══ EXCERPTED DATA

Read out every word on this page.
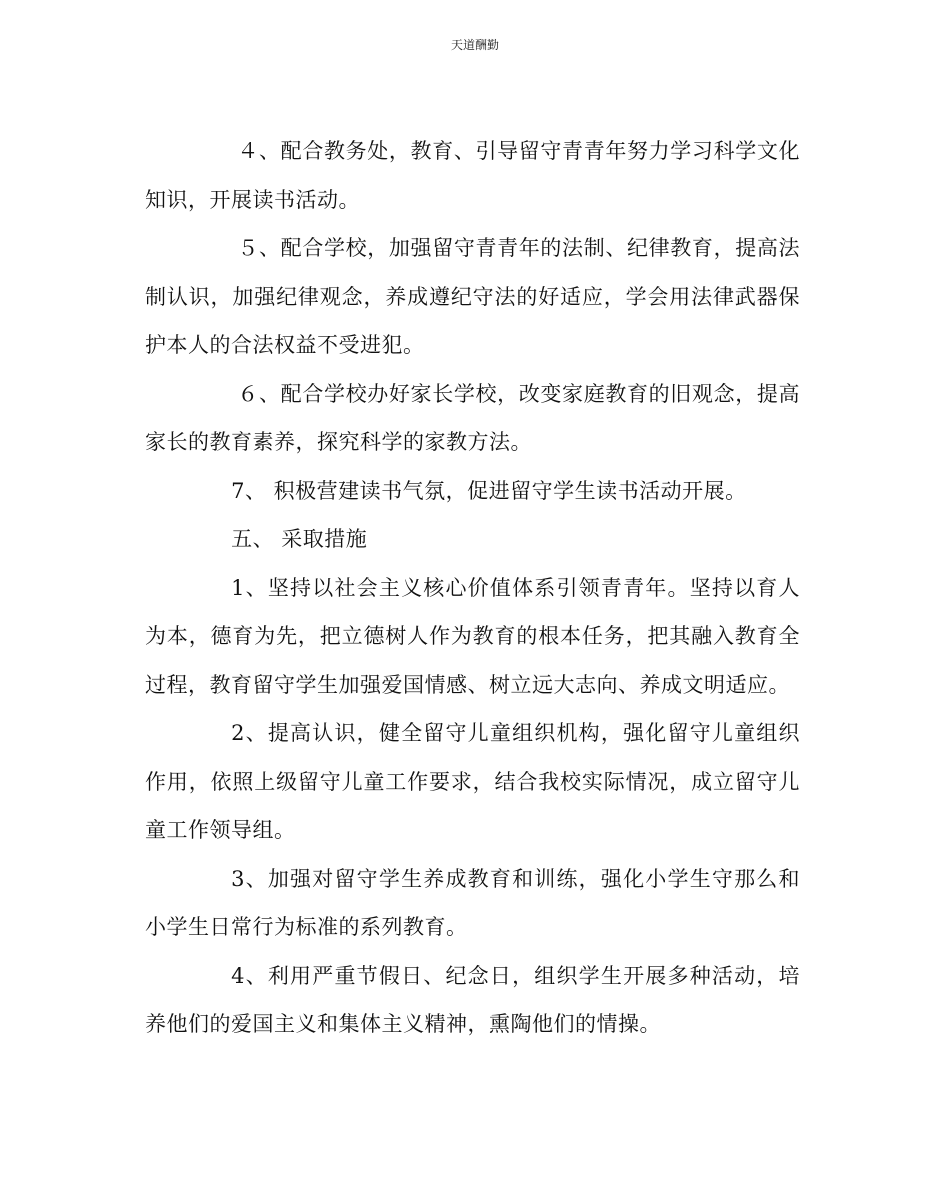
天道酬勤

４、配合教务处，教育、引导留守青青年努力学习科学文化知识，开展读书活动。

５、配合学校，加强留守青青年的法制、纪律教育，提高法制认识，加强纪律观念，养成遵纪守法的好适应，学会用法律武器保护本人的合法权益不受进犯。

６、配合学校办好家长学校，改变家庭教育的旧观念，提高家长的教育素养，探究科学的家教方法。

7、 积极营建读书气氛，促进留守学生读书活动开展。

五、 采取措施

1、坚持以社会主义核心价值体系引领青青年。坚持以育人为本，德育为先，把立德树人作为教育的根本任务，把其融入教育全过程，教育留守学生加强爱国情感、树立远大志向、养成文明适应。

2、提高认识，健全留守儿童组织机构，强化留守儿童组织作用，依照上级留守儿童工作要求，结合我校实际情况，成立留守儿童工作领导组。

3、加强对留守学生养成教育和训练，强化小学生守那么和小学生日常行为标准的系列教育。

4、利用严重节假日、纪念日，组织学生开展多种活动，培养他们的爱国主义和集体主义精神，熏陶他们的情操。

════

[GOAL]:
All entries are to be retyped exactly. Omit any embedded images.

[RESULT BELOW]:
Read out every word on this page.
天道酬勤

４、配合教务处，教育、引导留守青青年努力学习科学文化知识，开展读书活动。

５、配合学校，加强留守青青年的法制、纪律教育，提高法制认识，加强纪律观念，养成遵纪守法的好适应，学会用法律武器保护本人的合法权益不受进犯。

６、配合学校办好家长学校，改变家庭教育的旧观念，提高家长的教育素养，探究科学的家教方法。

7、 积极营建读书气氛，促进留守学生读书活动开展。

五、 采取措施

1、坚持以社会主义核心价值体系引领青青年。坚持以育人为本，德育为先，把立德树人作为教育的根本任务，把其融入教育全过程，教育留守学生加强爱国情感、树立远大志向、养成文明适应。

2、提高认识，健全留守儿童组织机构，强化留守儿童组织作用，依照上级留守儿童工作要求，结合我校实际情况，成立留守儿童工作领导组。

3、加强对留守学生养成教育和训练，强化小学生守那么和小学生日常行为标准的系列教育。

4、利用严重节假日、纪念日，组织学生开展多种活动，培养他们的爱国主义和集体主义精神，熏陶他们的情操。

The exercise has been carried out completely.